### What you have to do
Count every line where "extended" shows up, and give that number only.

### Provided information
-- begin --

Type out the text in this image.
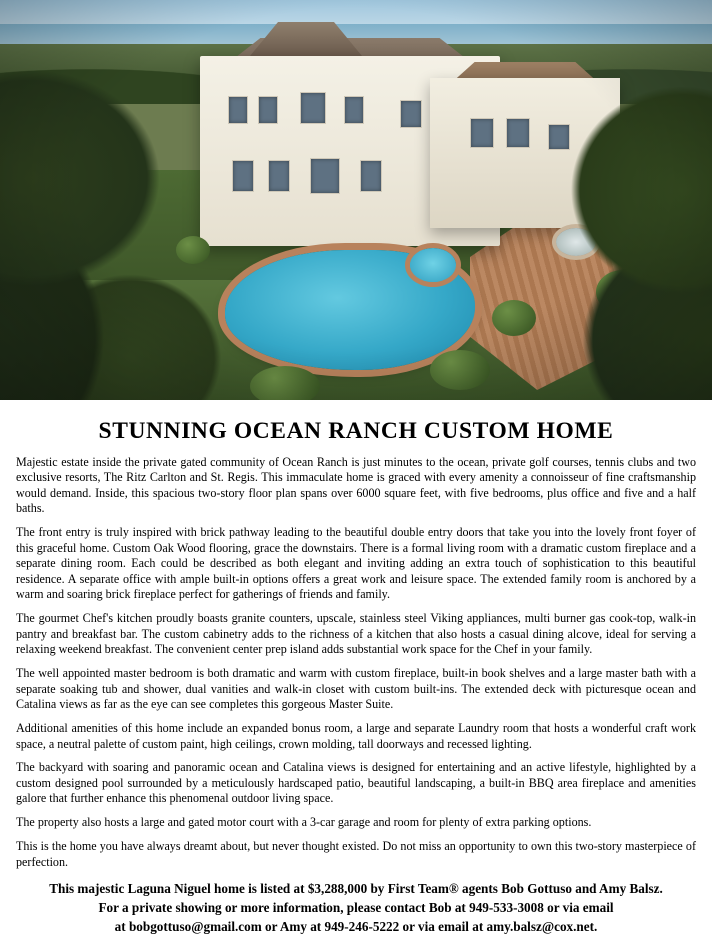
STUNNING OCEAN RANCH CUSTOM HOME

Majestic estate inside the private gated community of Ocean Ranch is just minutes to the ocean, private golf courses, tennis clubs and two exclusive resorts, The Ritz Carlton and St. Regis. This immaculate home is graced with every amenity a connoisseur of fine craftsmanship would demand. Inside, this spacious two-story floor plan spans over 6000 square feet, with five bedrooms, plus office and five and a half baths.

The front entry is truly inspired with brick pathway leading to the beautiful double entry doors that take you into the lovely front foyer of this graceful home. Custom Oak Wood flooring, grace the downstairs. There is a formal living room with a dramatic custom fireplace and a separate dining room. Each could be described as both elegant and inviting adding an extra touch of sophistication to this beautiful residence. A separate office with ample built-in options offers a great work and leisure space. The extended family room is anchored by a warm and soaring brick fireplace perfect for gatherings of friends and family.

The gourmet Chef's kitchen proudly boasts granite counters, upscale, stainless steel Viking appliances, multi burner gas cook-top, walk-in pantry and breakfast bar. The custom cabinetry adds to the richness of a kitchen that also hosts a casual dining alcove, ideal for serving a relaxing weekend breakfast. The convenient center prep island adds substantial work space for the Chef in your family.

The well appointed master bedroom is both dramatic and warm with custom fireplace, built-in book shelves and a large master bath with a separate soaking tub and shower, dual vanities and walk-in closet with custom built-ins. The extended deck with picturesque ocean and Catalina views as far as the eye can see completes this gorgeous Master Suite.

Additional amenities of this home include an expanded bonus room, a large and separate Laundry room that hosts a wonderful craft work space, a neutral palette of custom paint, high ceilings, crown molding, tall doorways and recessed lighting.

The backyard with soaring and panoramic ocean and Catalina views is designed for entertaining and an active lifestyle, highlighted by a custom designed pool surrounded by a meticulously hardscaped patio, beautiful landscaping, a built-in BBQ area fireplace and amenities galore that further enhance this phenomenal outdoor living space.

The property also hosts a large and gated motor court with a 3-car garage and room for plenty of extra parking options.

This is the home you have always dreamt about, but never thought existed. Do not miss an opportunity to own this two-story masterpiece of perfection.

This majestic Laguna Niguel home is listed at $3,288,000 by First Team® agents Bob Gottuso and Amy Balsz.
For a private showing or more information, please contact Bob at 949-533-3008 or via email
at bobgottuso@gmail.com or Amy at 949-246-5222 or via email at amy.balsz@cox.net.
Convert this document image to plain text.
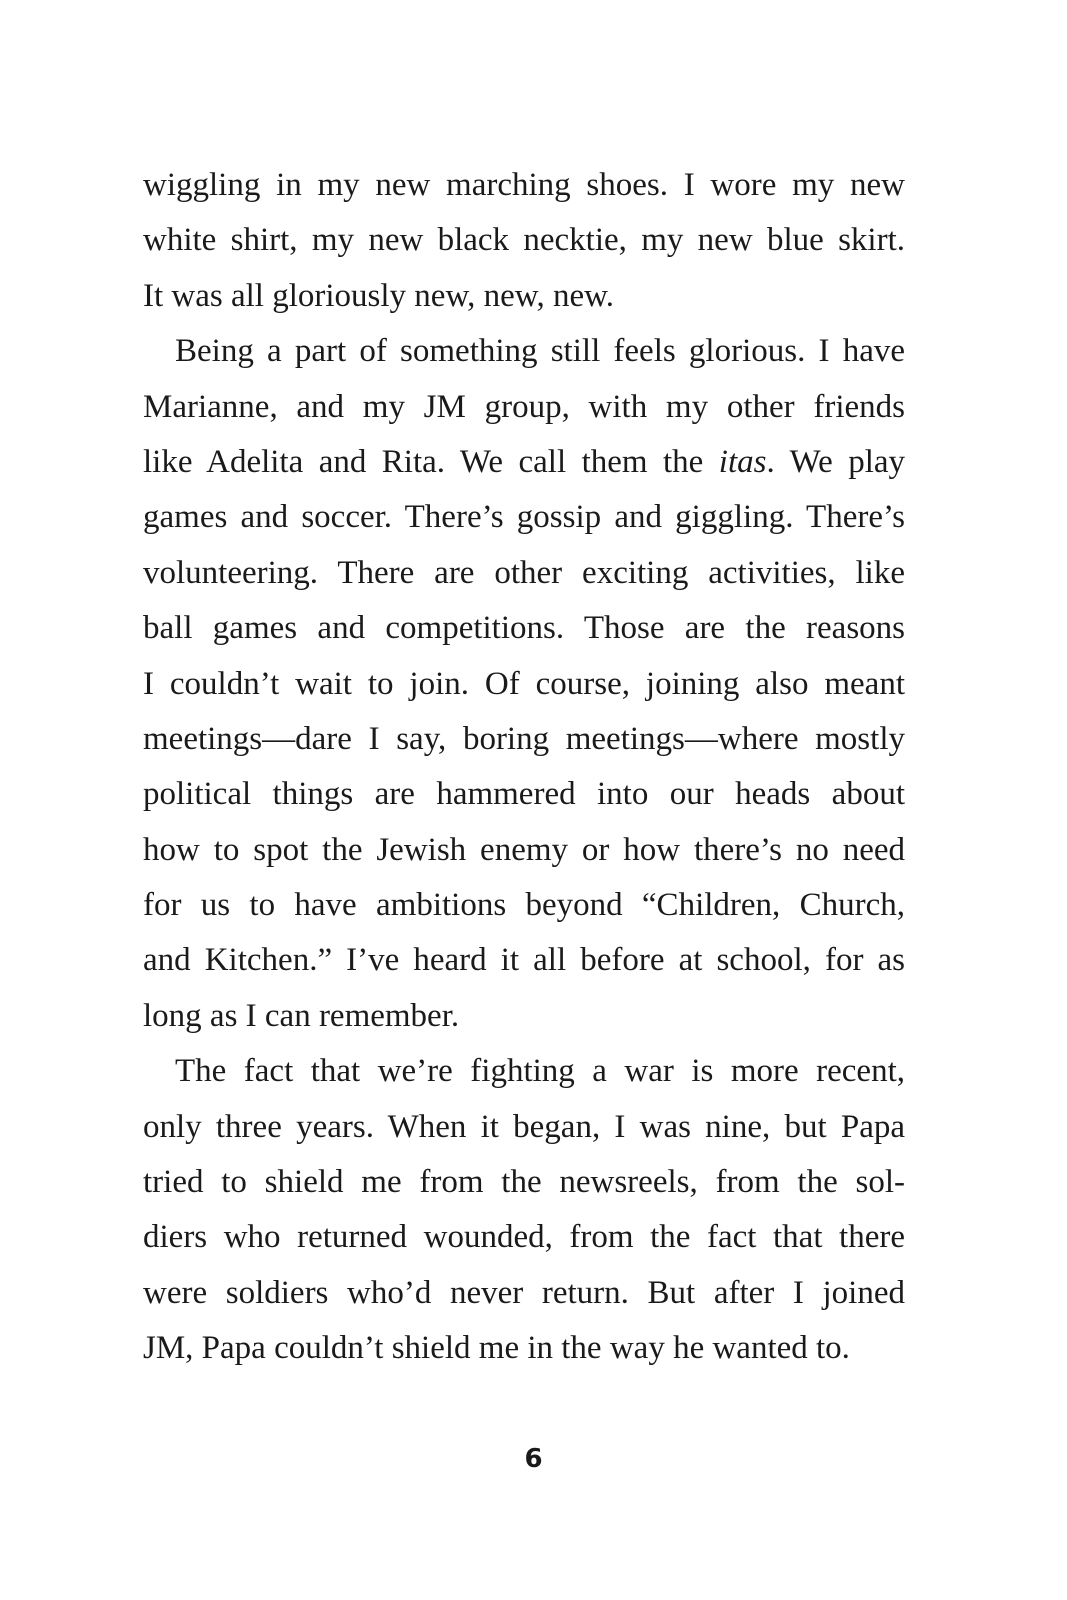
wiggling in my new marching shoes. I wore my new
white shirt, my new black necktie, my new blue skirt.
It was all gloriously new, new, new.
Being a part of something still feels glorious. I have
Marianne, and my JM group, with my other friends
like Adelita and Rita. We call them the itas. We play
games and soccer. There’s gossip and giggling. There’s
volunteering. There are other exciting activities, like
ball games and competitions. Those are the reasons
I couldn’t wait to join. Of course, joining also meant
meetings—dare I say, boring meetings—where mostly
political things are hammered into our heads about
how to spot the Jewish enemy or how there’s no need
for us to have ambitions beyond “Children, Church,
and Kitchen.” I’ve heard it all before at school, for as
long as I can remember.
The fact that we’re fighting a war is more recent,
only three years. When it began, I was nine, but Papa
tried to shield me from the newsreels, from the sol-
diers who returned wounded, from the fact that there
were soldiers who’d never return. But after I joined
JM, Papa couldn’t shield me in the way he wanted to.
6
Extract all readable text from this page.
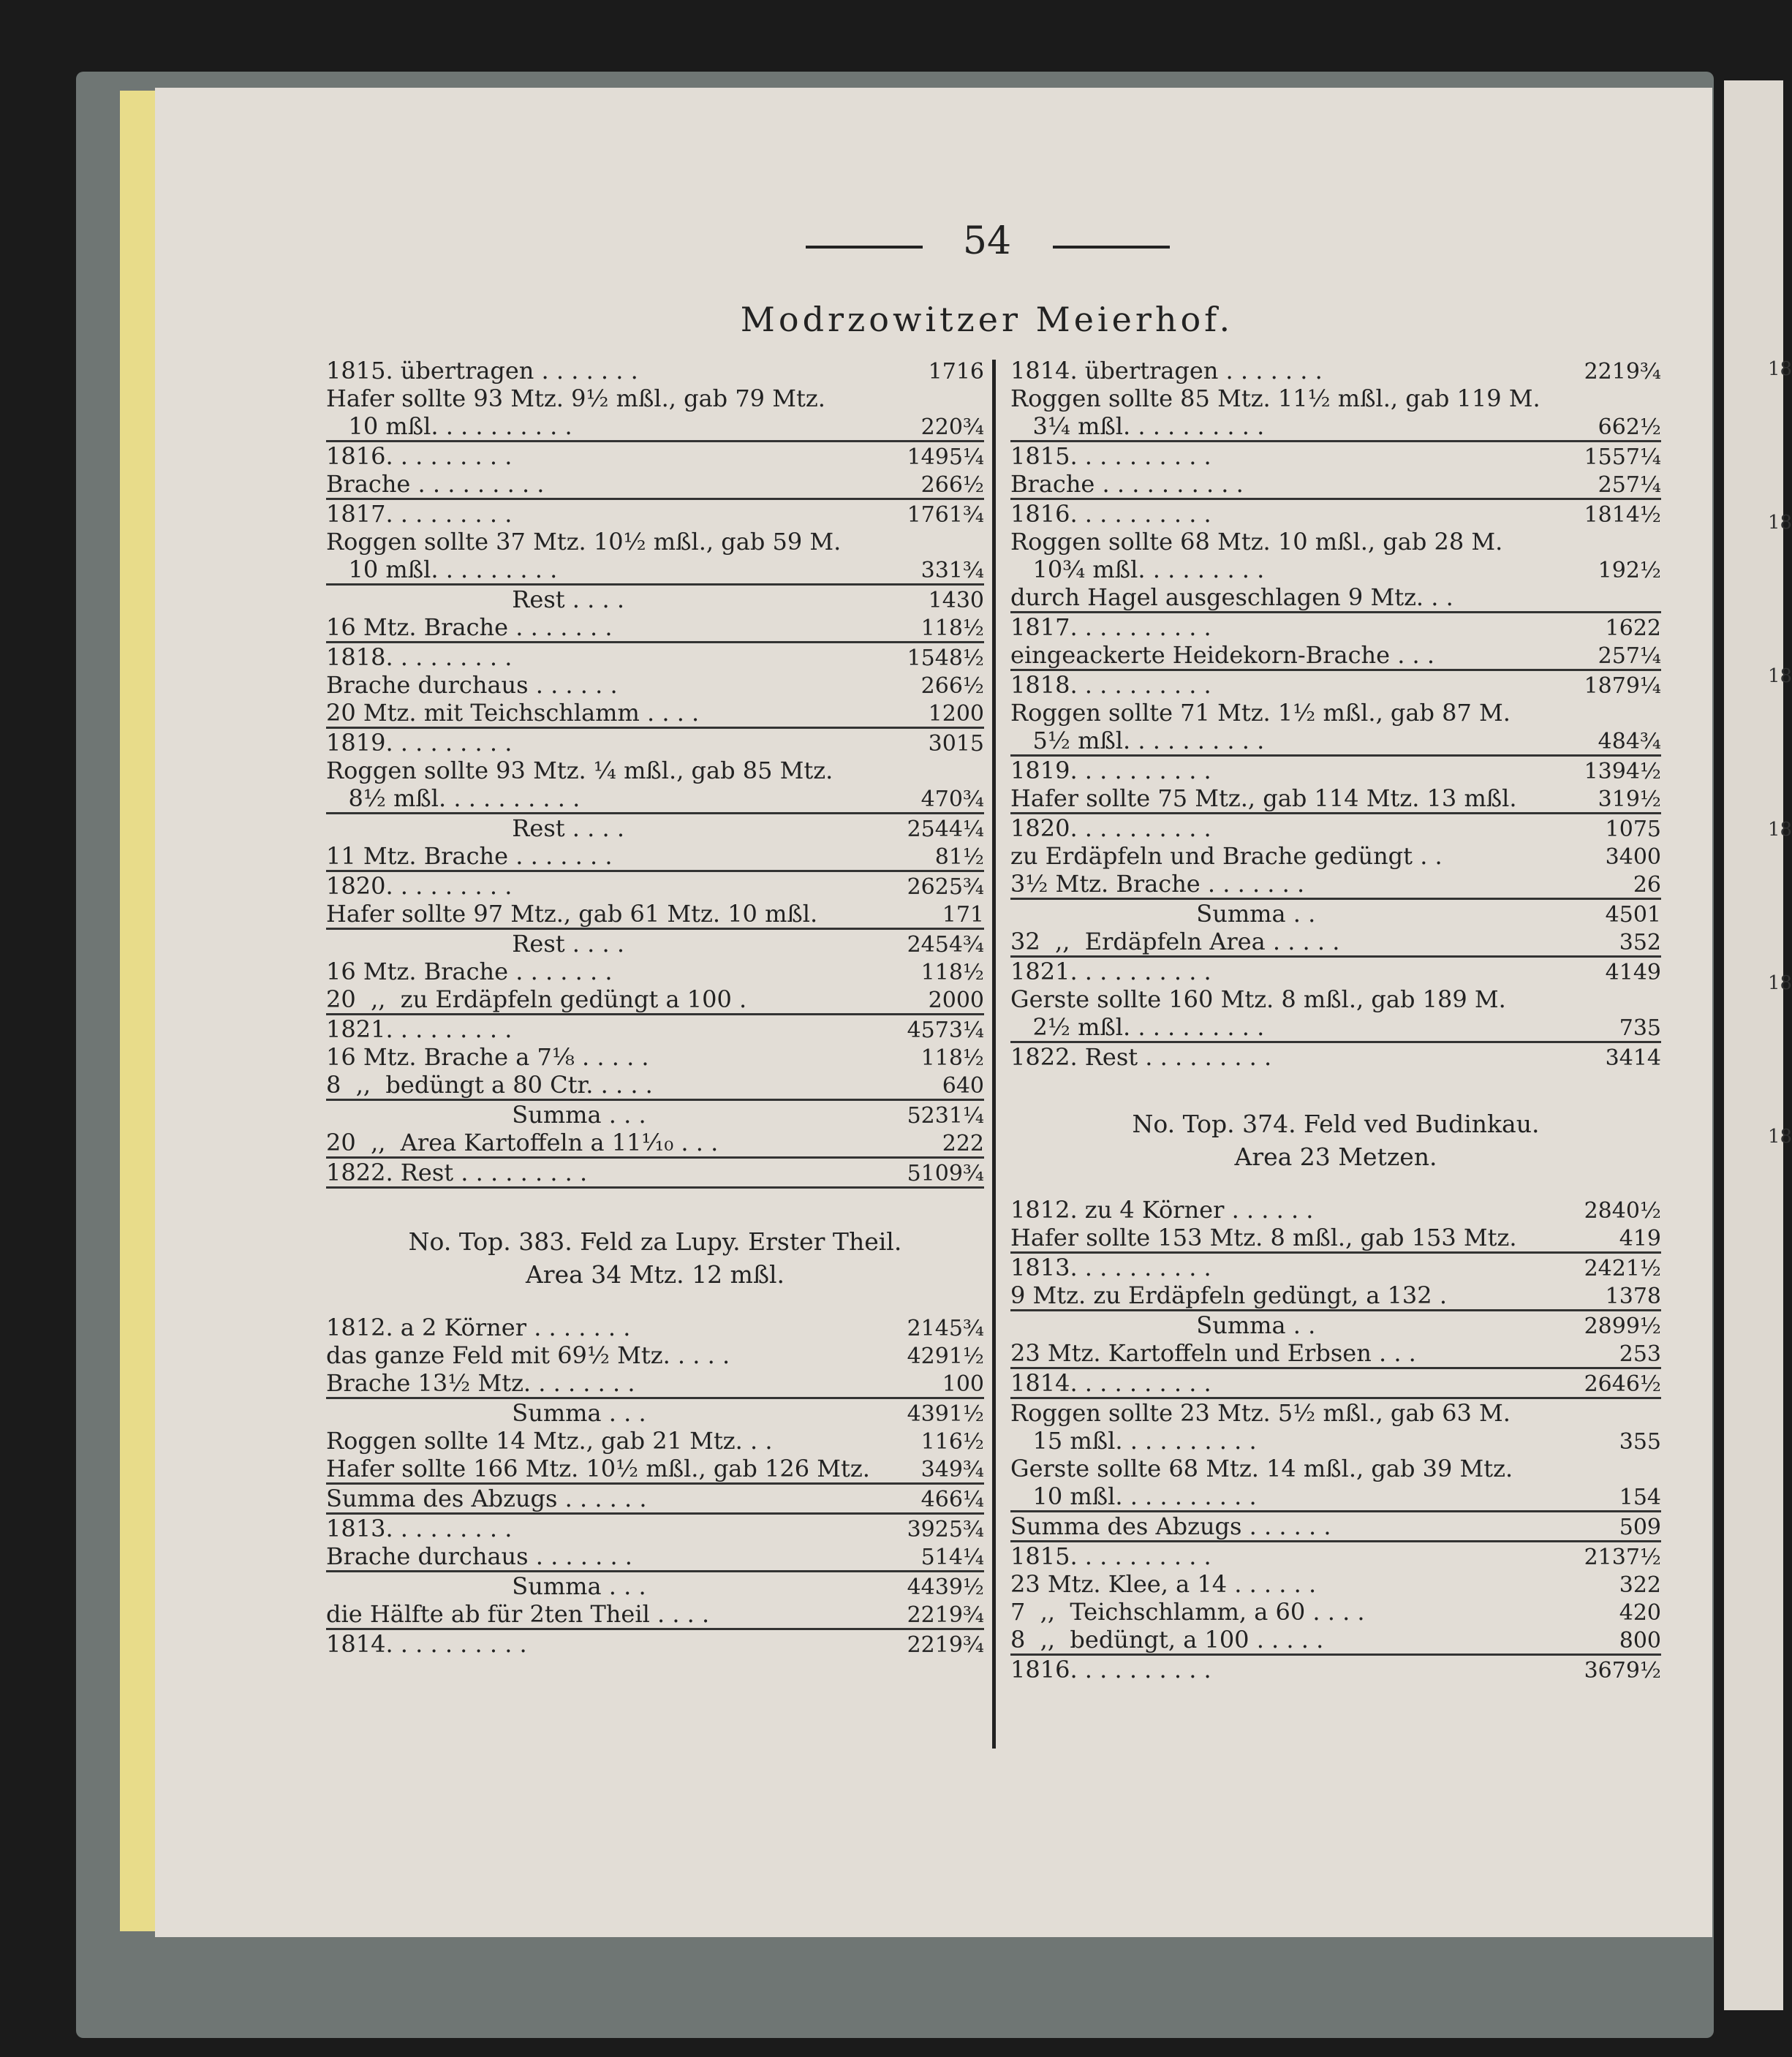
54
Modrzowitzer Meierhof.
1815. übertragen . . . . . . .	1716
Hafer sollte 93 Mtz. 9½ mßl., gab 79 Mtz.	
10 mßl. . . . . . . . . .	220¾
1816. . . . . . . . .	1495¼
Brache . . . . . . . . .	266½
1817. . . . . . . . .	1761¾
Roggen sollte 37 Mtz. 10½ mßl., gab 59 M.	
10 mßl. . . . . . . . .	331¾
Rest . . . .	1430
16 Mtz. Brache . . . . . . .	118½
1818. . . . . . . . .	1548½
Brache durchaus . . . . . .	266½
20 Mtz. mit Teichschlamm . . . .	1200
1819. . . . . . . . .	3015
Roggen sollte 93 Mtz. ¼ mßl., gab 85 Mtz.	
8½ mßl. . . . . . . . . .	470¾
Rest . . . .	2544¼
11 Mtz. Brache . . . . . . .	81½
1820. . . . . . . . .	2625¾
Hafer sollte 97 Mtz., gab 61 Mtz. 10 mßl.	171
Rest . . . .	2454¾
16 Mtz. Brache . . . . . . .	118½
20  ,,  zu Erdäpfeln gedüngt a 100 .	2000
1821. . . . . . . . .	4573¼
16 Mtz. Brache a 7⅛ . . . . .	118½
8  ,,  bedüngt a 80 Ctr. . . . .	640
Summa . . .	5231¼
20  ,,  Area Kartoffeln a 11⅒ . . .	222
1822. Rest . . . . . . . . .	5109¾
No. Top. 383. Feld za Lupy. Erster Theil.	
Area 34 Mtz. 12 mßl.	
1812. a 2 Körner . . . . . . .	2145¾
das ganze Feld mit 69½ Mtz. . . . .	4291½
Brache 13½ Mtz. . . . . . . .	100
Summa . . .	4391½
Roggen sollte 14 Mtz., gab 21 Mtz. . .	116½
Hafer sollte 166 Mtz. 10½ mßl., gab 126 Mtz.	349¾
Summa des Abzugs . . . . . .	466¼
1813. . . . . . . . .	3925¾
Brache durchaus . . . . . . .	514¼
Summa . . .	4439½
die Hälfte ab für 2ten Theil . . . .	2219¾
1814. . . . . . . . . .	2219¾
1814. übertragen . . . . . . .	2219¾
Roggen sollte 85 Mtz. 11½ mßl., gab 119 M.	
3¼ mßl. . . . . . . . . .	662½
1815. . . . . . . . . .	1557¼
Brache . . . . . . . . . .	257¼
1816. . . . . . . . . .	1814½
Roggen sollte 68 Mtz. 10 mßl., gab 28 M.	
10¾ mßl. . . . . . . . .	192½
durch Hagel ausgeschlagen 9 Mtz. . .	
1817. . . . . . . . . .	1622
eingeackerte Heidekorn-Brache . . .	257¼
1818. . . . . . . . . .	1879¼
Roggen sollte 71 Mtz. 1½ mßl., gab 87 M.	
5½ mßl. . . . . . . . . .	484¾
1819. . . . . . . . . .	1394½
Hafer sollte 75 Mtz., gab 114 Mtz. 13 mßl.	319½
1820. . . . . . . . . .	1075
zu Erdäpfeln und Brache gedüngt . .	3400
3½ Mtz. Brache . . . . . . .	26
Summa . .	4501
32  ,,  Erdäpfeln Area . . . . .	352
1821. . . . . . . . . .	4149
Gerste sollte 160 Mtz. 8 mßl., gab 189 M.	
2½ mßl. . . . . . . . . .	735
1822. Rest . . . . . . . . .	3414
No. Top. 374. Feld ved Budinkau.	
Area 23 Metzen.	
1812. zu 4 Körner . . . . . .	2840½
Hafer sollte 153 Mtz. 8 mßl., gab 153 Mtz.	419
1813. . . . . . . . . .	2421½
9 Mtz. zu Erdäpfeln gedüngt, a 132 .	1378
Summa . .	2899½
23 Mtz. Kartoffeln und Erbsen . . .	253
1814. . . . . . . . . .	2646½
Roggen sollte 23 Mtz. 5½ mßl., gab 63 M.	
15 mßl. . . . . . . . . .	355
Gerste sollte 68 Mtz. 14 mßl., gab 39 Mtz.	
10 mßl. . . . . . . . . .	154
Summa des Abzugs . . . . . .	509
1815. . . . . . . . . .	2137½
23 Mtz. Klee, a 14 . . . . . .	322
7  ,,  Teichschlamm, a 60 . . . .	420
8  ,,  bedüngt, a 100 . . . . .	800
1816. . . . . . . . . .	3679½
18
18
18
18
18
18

-- end --

### Written response
2